EXERCISE INPUT START

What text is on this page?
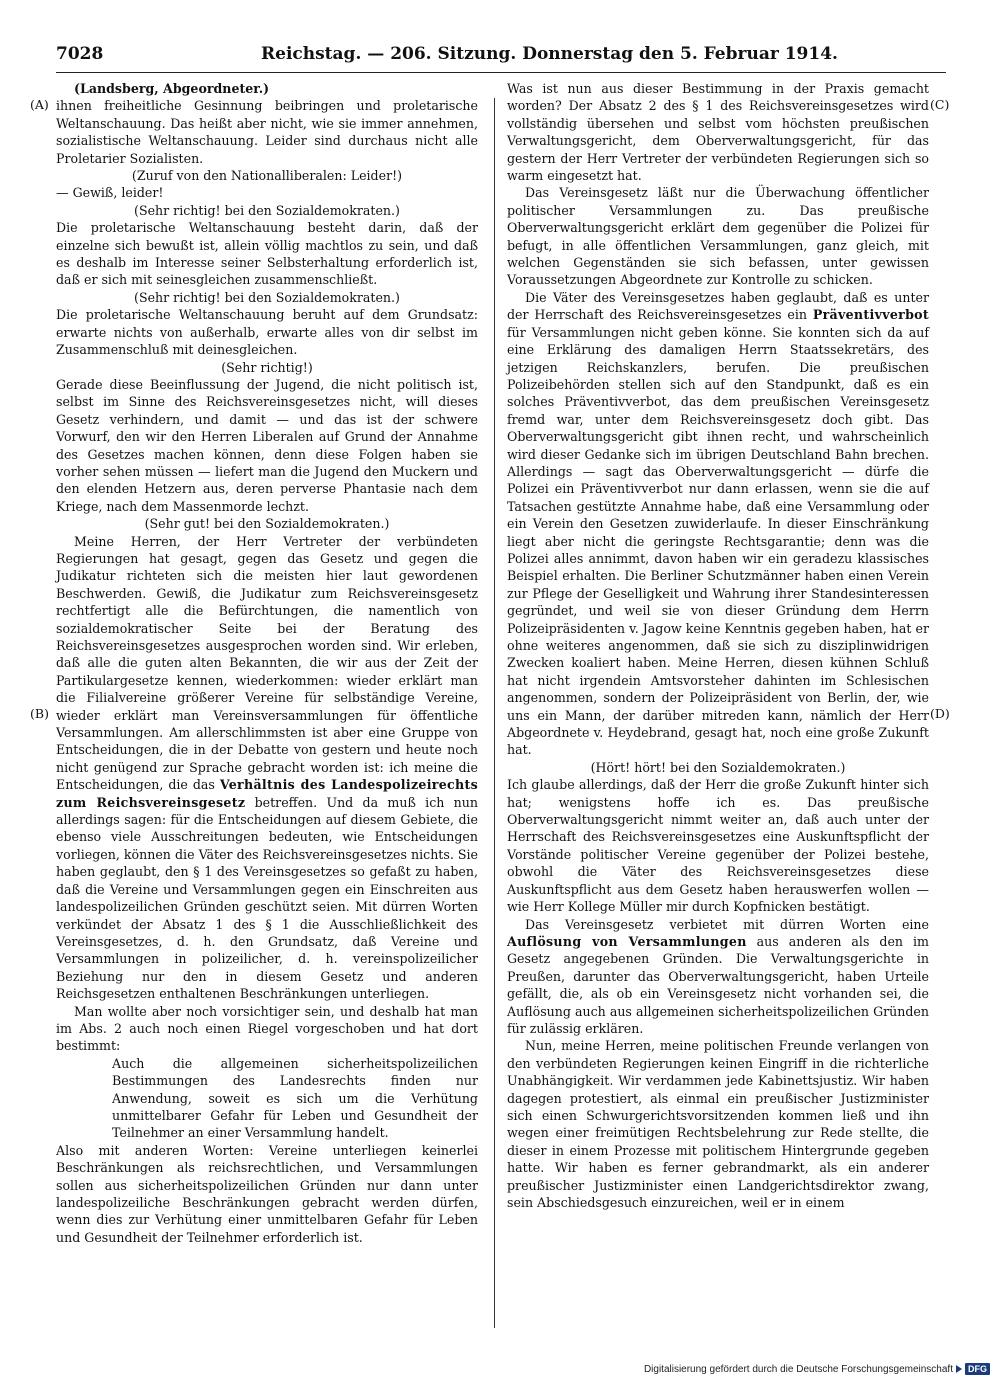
7028	Reichstag. — 206. Sitzung. Donnerstag den 5. Februar 1914.

(Landsberg, Abgeordneter.)

ihnen freiheitliche Gesinnung beibringen und proletarische Weltanschauung. Das heißt aber nicht, wie sie immer annehmen, sozialistische Weltanschauung. Leider sind durchaus nicht alle Proletarier Sozialisten.

(Zuruf von den Nationalliberalen: Leider!)

— Gewiß, leider!

(Sehr richtig! bei den Sozialdemokraten.)

Die proletarische Weltanschauung besteht darin, daß der einzelne sich bewußt ist, allein völlig machtlos zu sein, und daß es deshalb im Interesse seiner Selbsterhaltung erforderlich ist, daß er sich mit seinesgleichen zusammenschließt.

(Sehr richtig! bei den Sozialdemokraten.)

Die proletarische Weltanschauung beruht auf dem Grundsatz: erwarte nichts von außerhalb, erwarte alles von dir selbst im Zusammenschluß mit deinesgleichen.

(Sehr richtig!)

Gerade diese Beeinflussung der Jugend, die nicht politisch ist, selbst im Sinne des Reichsvereinsgesetzes nicht, will dieses Gesetz verhindern, und damit — und das ist der schwere Vorwurf, den wir den Herren Liberalen auf Grund der Annahme des Gesetzes machen können, denn diese Folgen haben sie vorher sehen müssen — liefert man die Jugend den Muckern und den elenden Hetzern aus, deren perverse Phantasie nach dem Kriege, nach dem Massenmorde lechzt.

(Sehr gut! bei den Sozialdemokraten.)

Meine Herren, der Herr Vertreter der verbündeten Regierungen hat gesagt, gegen das Gesetz und gegen die Judikatur richteten sich die meisten hier laut gewordenen Beschwerden. Gewiß, die Judikatur zum Reichsvereinsgesetz rechtfertigt alle die Befürchtungen, die namentlich von sozialdemokratischer Seite bei der Beratung des Reichsvereinsgesetzes ausgesprochen worden sind. Wir erleben, daß alle die guten alten Bekannten, die wir aus der Zeit der Partikulargesetze kennen, wiederkommen: wieder erklärt man die Filialvereine größerer Vereine für selbständige Vereine, wieder erklärt man Vereinsversammlungen für öffentliche Versammlungen. Am allerschlimmsten ist aber eine Gruppe von Entscheidungen, die in der Debatte von gestern und heute noch nicht genügend zur Sprache gebracht worden ist: ich meine die Entscheidungen, die das Verhältnis des Landespolizeirechts zum Reichsvereinsgesetz betreffen. Und da muß ich nun allerdings sagen: für die Entscheidungen auf diesem Gebiete, die ebenso viele Ausschreitungen bedeuten, wie Entscheidungen vorliegen, können die Väter des Reichsvereinsgesetzes nichts. Sie haben geglaubt, den § 1 des Vereinsgesetzes so gefaßt zu haben, daß die Vereine und Versammlungen gegen ein Einschreiten aus landespolizeilichen Gründen geschützt seien. Mit dürren Worten verkündet der Absatz 1 des § 1 die Ausschließlichkeit des Vereinsgesetzes, d. h. den Grundsatz, daß Vereine und Versammlungen in polizeilicher, d. h. vereinspolizeilicher Beziehung nur den in diesem Gesetz und anderen Reichsgesetzen enthaltenen Beschränkungen unterliegen.

Man wollte aber noch vorsichtiger sein, und deshalb hat man im Abs. 2 auch noch einen Riegel vorgeschoben und hat dort bestimmt:

Auch die allgemeinen sicherheitspolizeilichen Bestimmungen des Landesrechts finden nur Anwendung, soweit es sich um die Verhütung unmittelbarer Gefahr für Leben und Gesundheit der Teilnehmer an einer Versammlung handelt.

Also mit anderen Worten: Vereine unterliegen keinerlei Beschränkungen als reichsrechtlichen, und Versammlungen sollen aus sicherheitspolizeilichen Gründen nur dann unter landespolizeiliche Beschränkungen gebracht werden dürfen, wenn dies zur Verhütung einer unmittelbaren Gefahr für Leben und Gesundheit der Teilnehmer erforderlich ist.

Was ist nun aus dieser Bestimmung in der Praxis gemacht worden? Der Absatz 2 des § 1 des Reichsvereinsgesetzes wird vollständig übersehen und selbst vom höchsten preußischen Verwaltungsgericht, dem Oberverwaltungsgericht, für das gestern der Herr Vertreter der verbündeten Regierungen sich so warm eingesetzt hat.

Das Vereinsgesetz läßt nur die Überwachung öffentlicher politischer Versammlungen zu. Das preußische Oberverwaltungsgericht erklärt dem gegenüber die Polizei für befugt, in alle öffentlichen Versammlungen, ganz gleich, mit welchen Gegenständen sie sich befassen, unter gewissen Voraussetzungen Abgeordnete zur Kontrolle zu schicken.

Die Väter des Vereinsgesetzes haben geglaubt, daß es unter der Herrschaft des Reichsvereinsgesetzes ein Präventivverbot für Versammlungen nicht geben könne. Sie konnten sich da auf eine Erklärung des damaligen Herrn Staatssekretärs, des jetzigen Reichskanzlers, berufen. Die preußischen Polizeibehörden stellen sich auf den Standpunkt, daß es ein solches Präventivverbot, das dem preußischen Vereinsgesetz fremd war, unter dem Reichsvereinsgesetz doch gibt. Das Oberverwaltungsgericht gibt ihnen recht, und wahrscheinlich wird dieser Gedanke sich im übrigen Deutschland Bahn brechen. Allerdings — sagt das Oberverwaltungsgericht — dürfe die Polizei ein Präventivverbot nur dann erlassen, wenn sie die auf Tatsachen gestützte Annahme habe, daß eine Versammlung oder ein Verein den Gesetzen zuwiderlaufe. In dieser Einschränkung liegt aber nicht die geringste Rechtsgarantie; denn was die Polizei alles annimmt, davon haben wir ein geradezu klassisches Beispiel erhalten. Die Berliner Schutzmänner haben einen Verein zur Pflege der Geselligkeit und Wahrung ihrer Standesinteressen gegründet, und weil sie von dieser Gründung dem Herrn Polizeipräsidenten v. Jagow keine Kenntnis gegeben haben, hat er ohne weiteres angenommen, daß sie sich zu disziplinwidrigen Zwecken koaliert haben. Meine Herren, diesen kühnen Schluß hat nicht irgendein Amtsvorsteher dahinten im Schlesischen angenommen, sondern der Polizeipräsident von Berlin, der, wie uns ein Mann, der darüber mitreden kann, nämlich der Herr Abgeordnete v. Heydebrand, gesagt hat, noch eine große Zukunft hat.

(Hört! hört! bei den Sozialdemokraten.)

Ich glaube allerdings, daß der Herr die große Zukunft hinter sich hat; wenigstens hoffe ich es. Das preußische Oberverwaltungsgericht nimmt weiter an, daß auch unter der Herrschaft des Reichsvereinsgesetzes eine Auskunftspflicht der Vorstände politischer Vereine gegenüber der Polizei bestehe, obwohl die Väter des Reichsvereinsgesetzes diese Auskunftspflicht aus dem Gesetz haben herauswerfen wollen — wie Herr Kollege Müller mir durch Kopfnicken bestätigt.

Das Vereinsgesetz verbietet mit dürren Worten eine Auflösung von Versammlungen aus anderen als den im Gesetz angegebenen Gründen. Die Verwaltungsgerichte in Preußen, darunter das Oberverwaltungsgericht, haben Urteile gefällt, die, als ob ein Vereinsgesetz nicht vorhanden sei, die Auflösung auch aus allgemeinen sicherheitspolizeilichen Gründen für zulässig erklären.

Nun, meine Herren, meine politischen Freunde verlangen von den verbündeten Regierungen keinen Eingriff in die richterliche Unabhängigkeit. Wir verdammen jede Kabinettsjustiz. Wir haben dagegen protestiert, als einmal ein preußischer Justizminister sich einen Schwurgerichtsvorsitzenden kommen ließ und ihn wegen einer freimütigen Rechtsbelehrung zur Rede stellte, die dieser in einem Prozesse mit politischem Hintergrunde gegeben hatte. Wir haben es ferner gebrandmarkt, als ein anderer preußischer Justizminister einen Landgerichtsdirektor zwang, sein Abschiedsgesuch einzureichen, weil er in einem

(A)
(B)
(C)
(D)
Digitalisierung gefördert durch die Deutsche Forschungsgemeinschaft	DFG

EXERCISE INPUT END

▶ ACTIVITY
Copy every line from the material in which the word "Sozialdemokraten" can be found.

▶ WRITTEN SOLUTION
(Sehr richtig! bei den Sozialdemokraten.)
(Sehr richtig! bei den Sozialdemokraten.)
(Sehr gut! bei den Sozialdemokraten.)
(Hört! hört! bei den Sozialdemokraten.)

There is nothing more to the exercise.